▶ **Text segment**
■ ■ ■

2013-12-04 Thread Maru Newby

On Dec 4, 2013, at 8:55 AM, Carl Baldwin c...@ecbaldwin.net wrote:

 Stephen, all,
 
 I agree that there may be some opportunity to split things out a bit.
 However, I'm not sure what the best way will be.  I recall that Mark
 mentioned breaking out the processes that handle API requests and RPC
 from each other at the summit.  Anyway, it is something that has been
 discussed.
 
 I actually wanted to point out that the neutron server now has the
 ability to run a configurable number of sub-processes to handle a
 heavier load.  Introduced with this commit:
 
 https://review.openstack.org/#/c/37131/
 
 Set api_workers to something  1 and restart the server.
 
 The server can also be run on more than one physical host in
 combination with multiple child processes.

■ ■ ■

▶ **Dataset excerpts**

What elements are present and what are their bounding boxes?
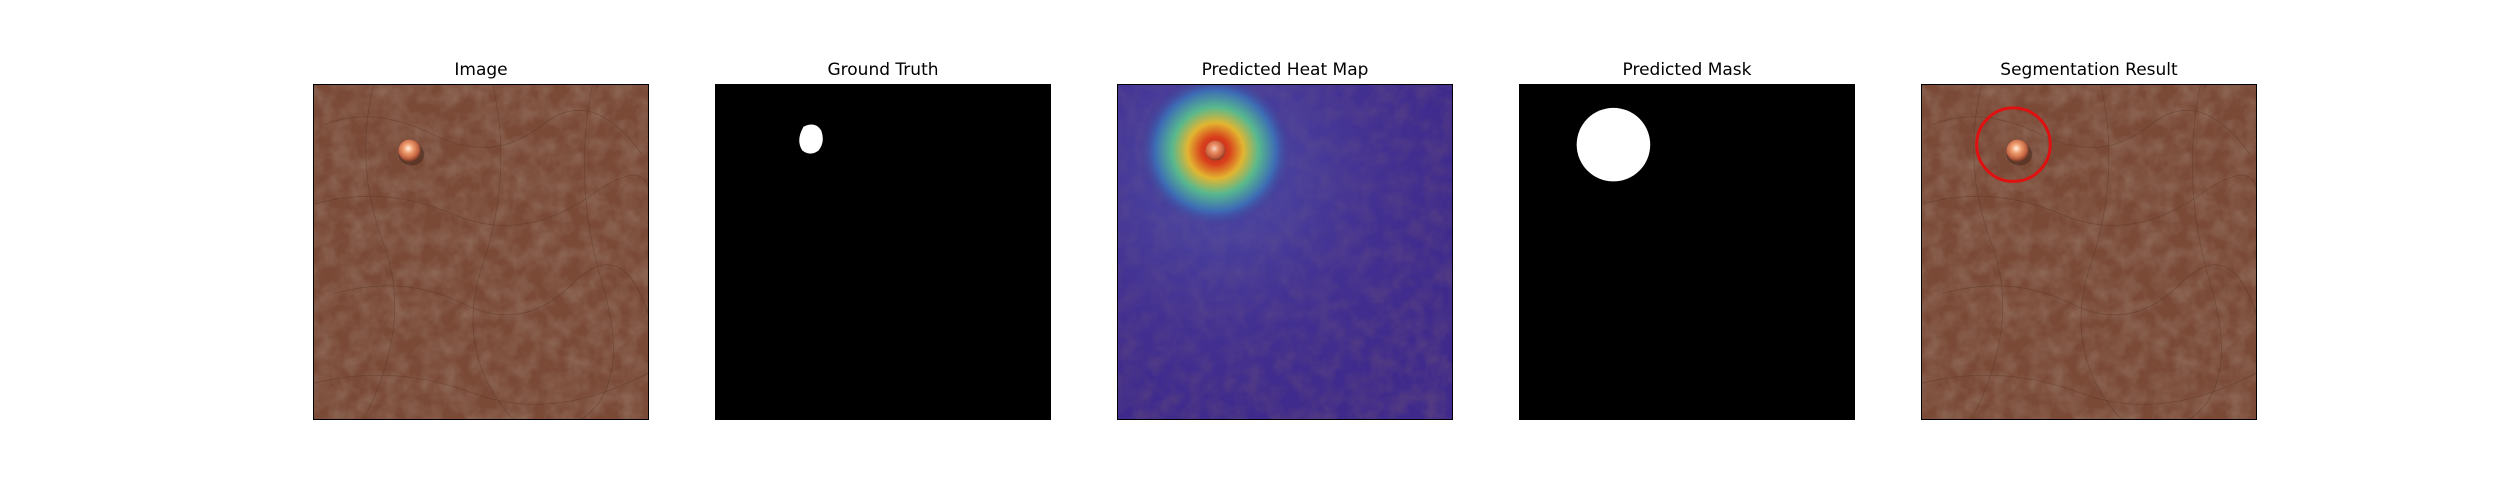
heat-map-graphic	[1118, 85, 1452, 419]
segmentation-graphic	[1922, 85, 2256, 419]
ground-truth-region	[799, 124, 823, 154]
predicted-mask-region	[1576, 107, 1651, 182]
predicted-mask	[1519, 84, 1855, 420]
image-panel: Image	[313, 60, 649, 438]
panel-title-image: Image	[454, 60, 508, 80]
defect-bump	[2006, 139, 2029, 162]
ground-truth-mask	[715, 84, 1051, 420]
segmentation-panel: Segmentation Result	[1921, 60, 2257, 438]
leather-image	[313, 84, 649, 420]
panel-title-ground-truth: Ground Truth	[827, 60, 939, 80]
defect-bump	[398, 139, 421, 162]
leather-image-graphic	[314, 85, 648, 419]
heat-map-image	[1117, 84, 1453, 420]
panel-title-mask: Predicted Mask	[1622, 60, 1752, 80]
panel-title-heat-map: Predicted Heat Map	[1201, 60, 1369, 80]
segmentation-outline	[1975, 106, 2052, 183]
ground-truth-graphic	[716, 85, 1050, 419]
segmentation-image	[1921, 84, 2257, 420]
ground-truth-panel: Ground Truth	[715, 60, 1051, 438]
heat-map-panel: Predicted Heat Map	[1117, 60, 1453, 438]
predicted-mask-graphic	[1520, 85, 1854, 419]
panel-title-segmentation: Segmentation Result	[2000, 60, 2178, 80]
mask-panel: Predicted Mask	[1519, 60, 1855, 438]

■ ■ ■

▶ **Parts of the exercise**
**A)** Transcribe the email excerpt about the neutron server from "I agree that" up to and including "restart the server.".
**B)** In the email excerpt about the neutron server, where did Mark mention breaking out the processes that handle API requests and RPC from each other?
**C)** Resume the email excerpt about the neutron server after its final sentence.

▶ **Responses by task**
**A)**
I agree that there may be some opportunity to split things out a bit.
 However, I'm not sure what the best way will be.  I recall that Mark
 mentioned breaking out the processes that handle API requests and RPC
 from each other at the summit.  Anyway, it is something that has been
 discussed.
 
 I actually wanted to point out that the neutron server now has the
 ability to run a configurable number of sub-processes to handle a
 heavier load.  Introduced with this commit:
 
 https://review.openstack.org/#/c/37131/
 
 Set api_workers to something  1 and restart the server.

**B)** At the summit.

**C)**
I completely misunderstood the import of the commit in question.  Being able to 
run the wsgi server(s) out of process is a nice improvement, thank you for 
making it happen.  Has there been any discussion around making the default for 
api_workers  0 (at least 1) to ensure that the default configuration separates 
wsgi and rpc load?  This also seems like a great candidate for backporting to 
havana and maybe even grizzly, although api_workers should probably be 
defaulted to 0 in those cases.

FYI, I re-ran the test that attempted to boot 75 micro VM's simultaneously with 
api_workers = 2, with mixed results.  The increased wsgi throughput resulted in 
almost half of the boot requests failing with 500 errors due to QueuePool 
errors (https://bugs.launchpad.net/neutron/+bug/1160442) in Neutron.  It also 
appears that maximizing the number of wsgi requests has the side-effect of 
increasing the RPC load on the main process, and this means that the problem of 
dhcp notifications being dropped is little improved.  I intend to submit a fix 
that ensures that notifications are sent regardless of agent status, in any 
case.


m.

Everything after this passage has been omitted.